▸ **Extracted data**
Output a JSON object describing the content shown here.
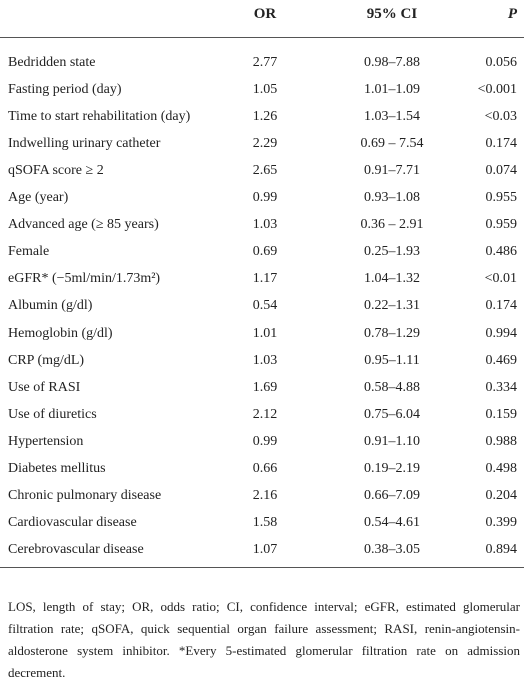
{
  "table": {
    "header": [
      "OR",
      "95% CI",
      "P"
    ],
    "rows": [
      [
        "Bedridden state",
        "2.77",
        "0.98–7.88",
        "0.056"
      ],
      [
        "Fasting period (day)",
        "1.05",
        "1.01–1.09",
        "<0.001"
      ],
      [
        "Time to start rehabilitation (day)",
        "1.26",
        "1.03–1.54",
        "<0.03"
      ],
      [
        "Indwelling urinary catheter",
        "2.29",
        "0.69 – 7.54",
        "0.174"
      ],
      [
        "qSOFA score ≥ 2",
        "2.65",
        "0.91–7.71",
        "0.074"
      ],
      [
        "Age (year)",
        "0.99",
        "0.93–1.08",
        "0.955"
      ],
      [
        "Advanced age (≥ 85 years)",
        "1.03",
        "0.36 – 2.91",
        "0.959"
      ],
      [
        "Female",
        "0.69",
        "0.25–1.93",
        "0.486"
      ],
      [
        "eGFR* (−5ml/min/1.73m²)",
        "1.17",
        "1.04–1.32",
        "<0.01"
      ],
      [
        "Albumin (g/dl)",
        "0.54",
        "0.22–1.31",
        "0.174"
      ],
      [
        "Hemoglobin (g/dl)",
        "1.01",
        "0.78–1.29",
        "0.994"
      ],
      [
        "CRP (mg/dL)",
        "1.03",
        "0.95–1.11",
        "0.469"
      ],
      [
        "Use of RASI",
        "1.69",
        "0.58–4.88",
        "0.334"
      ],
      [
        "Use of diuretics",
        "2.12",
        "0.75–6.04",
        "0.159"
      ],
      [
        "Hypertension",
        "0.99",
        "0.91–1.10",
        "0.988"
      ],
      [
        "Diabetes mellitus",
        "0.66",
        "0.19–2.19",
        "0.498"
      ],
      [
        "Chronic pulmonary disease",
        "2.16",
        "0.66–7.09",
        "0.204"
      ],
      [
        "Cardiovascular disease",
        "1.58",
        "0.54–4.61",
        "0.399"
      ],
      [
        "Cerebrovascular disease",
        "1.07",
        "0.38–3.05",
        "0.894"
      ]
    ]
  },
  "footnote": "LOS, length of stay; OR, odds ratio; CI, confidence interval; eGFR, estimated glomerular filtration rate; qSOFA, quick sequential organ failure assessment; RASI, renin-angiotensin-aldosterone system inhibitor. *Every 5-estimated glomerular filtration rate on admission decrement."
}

▸ **Task goal**
Give back each entry exactly as it appears, with no pictures.

▸ **Complete output**
Output a JSON object describing the content shown here.
{
  "table": {
    "header": [
      "OR",
      "95% CI",
      "P"
    ],
    "rows": [
      [
        "Bedridden state",
        "2.77",
        "0.98–7.88",
        "0.056"
      ],
      [
        "Fasting period (day)",
        "1.05",
        "1.01–1.09",
        "<0.001"
      ],
      [
        "Time to start rehabilitation (day)",
        "1.26",
        "1.03–1.54",
        "<0.03"
      ],
      [
        "Indwelling urinary catheter",
        "2.29",
        "0.69 – 7.54",
        "0.174"
      ],
      [
        "qSOFA score ≥ 2",
        "2.65",
        "0.91–7.71",
        "0.074"
      ],
      [
        "Age (year)",
        "0.99",
        "0.93–1.08",
        "0.955"
      ],
      [
        "Advanced age (≥ 85 years)",
        "1.03",
        "0.36 – 2.91",
        "0.959"
      ],
      [
        "Female",
        "0.69",
        "0.25–1.93",
        "0.486"
      ],
      [
        "eGFR* (−5ml/min/1.73m²)",
        "1.17",
        "1.04–1.32",
        "<0.01"
      ],
      [
        "Albumin (g/dl)",
        "0.54",
        "0.22–1.31",
        "0.174"
      ],
      [
        "Hemoglobin (g/dl)",
        "1.01",
        "0.78–1.29",
        "0.994"
      ],
      [
        "CRP (mg/dL)",
        "1.03",
        "0.95–1.11",
        "0.469"
      ],
      [
        "Use of RASI",
        "1.69",
        "0.58–4.88",
        "0.334"
      ],
      [
        "Use of diuretics",
        "2.12",
        "0.75–6.04",
        "0.159"
      ],
      [
        "Hypertension",
        "0.99",
        "0.91–1.10",
        "0.988"
      ],
      [
        "Diabetes mellitus",
        "0.66",
        "0.19–2.19",
        "0.498"
      ],
      [
        "Chronic pulmonary disease",
        "2.16",
        "0.66–7.09",
        "0.204"
      ],
      [
        "Cardiovascular disease",
        "1.58",
        "0.54–4.61",
        "0.399"
      ],
      [
        "Cerebrovascular disease",
        "1.07",
        "0.38–3.05",
        "0.894"
      ]
    ]
  },
  "footnote": "LOS, length of stay; OR, odds ratio; CI, confidence interval; eGFR, estimated glomerular filtration rate; qSOFA, quick sequential organ failure assessment; RASI, renin-angiotensin-aldosterone system inhibitor. *Every 5-estimated glomerular filtration rate on admission decrement."
}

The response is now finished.